JOB » In the lines starting with the line containing "List every element" and going on through the line containing "trunk-slot[interactable] [524, 122, 566, 164]", swap "fuel" for "petrol" and change nothing else. Return only those lines, without the pictures.

EXERCISE DATA »

------------------------------------

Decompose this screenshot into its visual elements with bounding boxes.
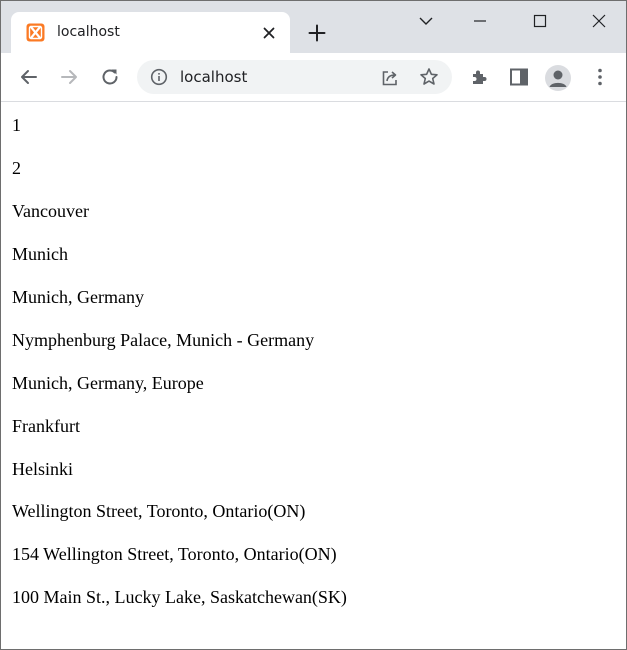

------------------------------------

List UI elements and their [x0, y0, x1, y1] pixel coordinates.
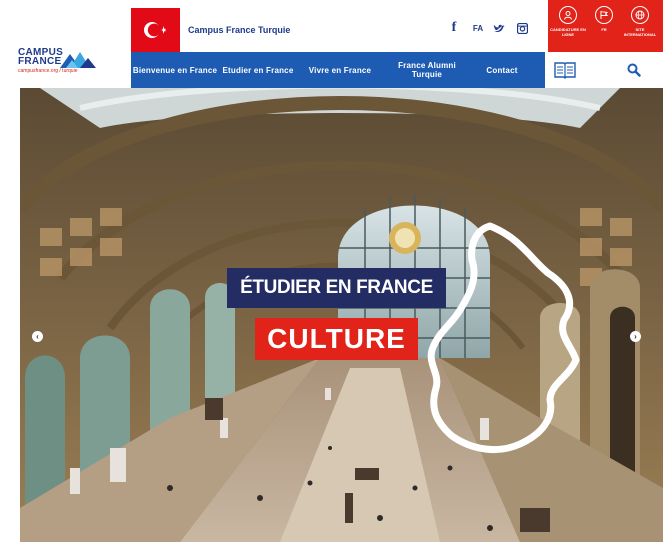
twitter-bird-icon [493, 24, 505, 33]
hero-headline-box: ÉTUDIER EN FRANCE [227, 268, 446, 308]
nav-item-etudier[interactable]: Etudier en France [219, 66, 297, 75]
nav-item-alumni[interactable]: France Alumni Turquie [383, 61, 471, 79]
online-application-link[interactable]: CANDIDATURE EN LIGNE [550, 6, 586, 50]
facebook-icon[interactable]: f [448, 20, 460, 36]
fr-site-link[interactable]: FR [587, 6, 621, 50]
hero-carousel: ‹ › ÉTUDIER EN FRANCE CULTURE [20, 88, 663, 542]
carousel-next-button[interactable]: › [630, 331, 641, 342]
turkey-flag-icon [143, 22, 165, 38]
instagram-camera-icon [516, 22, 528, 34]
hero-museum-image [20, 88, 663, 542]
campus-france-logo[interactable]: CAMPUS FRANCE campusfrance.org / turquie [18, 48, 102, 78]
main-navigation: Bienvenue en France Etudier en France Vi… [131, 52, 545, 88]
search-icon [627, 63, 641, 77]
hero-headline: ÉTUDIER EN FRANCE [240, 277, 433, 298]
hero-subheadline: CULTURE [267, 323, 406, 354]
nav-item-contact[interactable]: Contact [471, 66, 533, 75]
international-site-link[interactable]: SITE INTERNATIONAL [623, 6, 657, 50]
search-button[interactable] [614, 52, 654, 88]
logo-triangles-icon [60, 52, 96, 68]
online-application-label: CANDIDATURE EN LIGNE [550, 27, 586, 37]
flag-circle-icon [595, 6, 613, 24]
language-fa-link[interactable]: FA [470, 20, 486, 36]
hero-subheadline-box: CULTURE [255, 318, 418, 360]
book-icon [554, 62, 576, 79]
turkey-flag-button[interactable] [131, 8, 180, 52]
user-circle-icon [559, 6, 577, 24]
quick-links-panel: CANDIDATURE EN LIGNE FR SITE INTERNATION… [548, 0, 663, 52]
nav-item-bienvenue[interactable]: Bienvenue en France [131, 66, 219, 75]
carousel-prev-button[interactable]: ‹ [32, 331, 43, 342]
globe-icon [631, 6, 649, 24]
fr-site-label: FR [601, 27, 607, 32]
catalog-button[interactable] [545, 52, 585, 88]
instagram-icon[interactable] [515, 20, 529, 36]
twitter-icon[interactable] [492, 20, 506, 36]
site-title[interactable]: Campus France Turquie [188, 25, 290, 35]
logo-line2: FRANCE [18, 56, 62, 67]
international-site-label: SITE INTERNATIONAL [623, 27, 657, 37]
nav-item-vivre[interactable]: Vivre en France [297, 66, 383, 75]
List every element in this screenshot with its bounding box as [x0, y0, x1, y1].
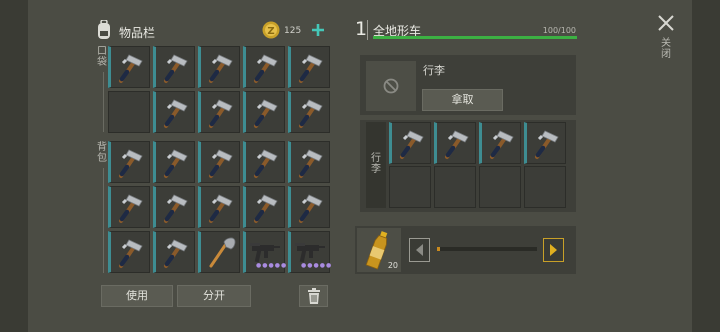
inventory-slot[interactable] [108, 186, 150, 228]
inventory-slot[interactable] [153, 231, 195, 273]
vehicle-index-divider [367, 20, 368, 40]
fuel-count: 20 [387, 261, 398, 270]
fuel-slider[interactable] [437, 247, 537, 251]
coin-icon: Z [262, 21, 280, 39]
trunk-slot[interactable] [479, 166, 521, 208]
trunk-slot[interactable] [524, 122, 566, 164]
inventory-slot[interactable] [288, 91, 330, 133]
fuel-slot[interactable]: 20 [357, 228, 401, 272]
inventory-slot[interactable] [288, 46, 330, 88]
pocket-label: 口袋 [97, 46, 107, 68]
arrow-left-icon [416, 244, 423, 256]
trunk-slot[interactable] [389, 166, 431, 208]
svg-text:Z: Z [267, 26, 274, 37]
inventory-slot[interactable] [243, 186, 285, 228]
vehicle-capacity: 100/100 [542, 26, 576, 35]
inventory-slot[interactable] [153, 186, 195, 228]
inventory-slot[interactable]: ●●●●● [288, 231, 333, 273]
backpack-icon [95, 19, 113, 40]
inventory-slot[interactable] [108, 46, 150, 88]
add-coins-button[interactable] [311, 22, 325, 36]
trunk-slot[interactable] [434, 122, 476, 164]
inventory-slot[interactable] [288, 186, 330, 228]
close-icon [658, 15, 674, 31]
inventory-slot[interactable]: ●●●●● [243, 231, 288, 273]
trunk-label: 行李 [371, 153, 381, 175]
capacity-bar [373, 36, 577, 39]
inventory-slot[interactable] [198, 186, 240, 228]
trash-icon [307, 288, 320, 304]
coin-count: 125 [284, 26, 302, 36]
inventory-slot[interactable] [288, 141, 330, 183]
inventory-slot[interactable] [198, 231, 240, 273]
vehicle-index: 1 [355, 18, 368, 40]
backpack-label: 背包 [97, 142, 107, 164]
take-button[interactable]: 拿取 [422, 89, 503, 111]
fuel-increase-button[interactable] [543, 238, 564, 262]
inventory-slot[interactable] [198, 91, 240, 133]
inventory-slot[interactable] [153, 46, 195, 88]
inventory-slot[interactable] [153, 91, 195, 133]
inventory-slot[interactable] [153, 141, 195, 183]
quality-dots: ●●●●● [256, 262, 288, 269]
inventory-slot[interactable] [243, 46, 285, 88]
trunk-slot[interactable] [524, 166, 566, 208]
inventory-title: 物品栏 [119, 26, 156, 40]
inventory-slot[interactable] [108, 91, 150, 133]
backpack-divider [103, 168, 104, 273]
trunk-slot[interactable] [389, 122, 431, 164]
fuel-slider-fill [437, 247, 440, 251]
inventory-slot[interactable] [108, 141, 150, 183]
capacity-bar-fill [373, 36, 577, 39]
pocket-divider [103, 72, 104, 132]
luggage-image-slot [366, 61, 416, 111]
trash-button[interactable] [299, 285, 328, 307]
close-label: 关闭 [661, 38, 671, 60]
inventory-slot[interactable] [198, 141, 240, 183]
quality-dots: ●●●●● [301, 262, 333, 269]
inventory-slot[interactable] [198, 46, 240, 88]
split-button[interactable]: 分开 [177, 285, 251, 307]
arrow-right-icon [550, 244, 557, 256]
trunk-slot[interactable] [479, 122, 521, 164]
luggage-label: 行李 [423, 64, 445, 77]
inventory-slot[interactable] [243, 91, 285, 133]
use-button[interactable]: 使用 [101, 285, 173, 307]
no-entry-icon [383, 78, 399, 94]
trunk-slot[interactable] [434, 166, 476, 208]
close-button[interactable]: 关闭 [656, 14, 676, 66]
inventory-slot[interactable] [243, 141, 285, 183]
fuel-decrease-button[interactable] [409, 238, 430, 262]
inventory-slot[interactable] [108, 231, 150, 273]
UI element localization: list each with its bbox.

------------------------------------

SOLUTION FOR THIS PROBLEM »
List every element in this screenshot with its bounding box as [x0, y0, x1, y1].
inventory-slot[interactable] [108, 186, 150, 228]
inventory-slot[interactable] [153, 231, 195, 273]
vehicle-index-divider [367, 20, 368, 40]
petrol-count: 20 [387, 261, 398, 270]
petrol-slider[interactable] [437, 247, 537, 251]
coin-icon: Z [262, 21, 280, 39]
trunk-slot[interactable] [479, 166, 521, 208]
trunk-slot[interactable] [524, 122, 566, 164]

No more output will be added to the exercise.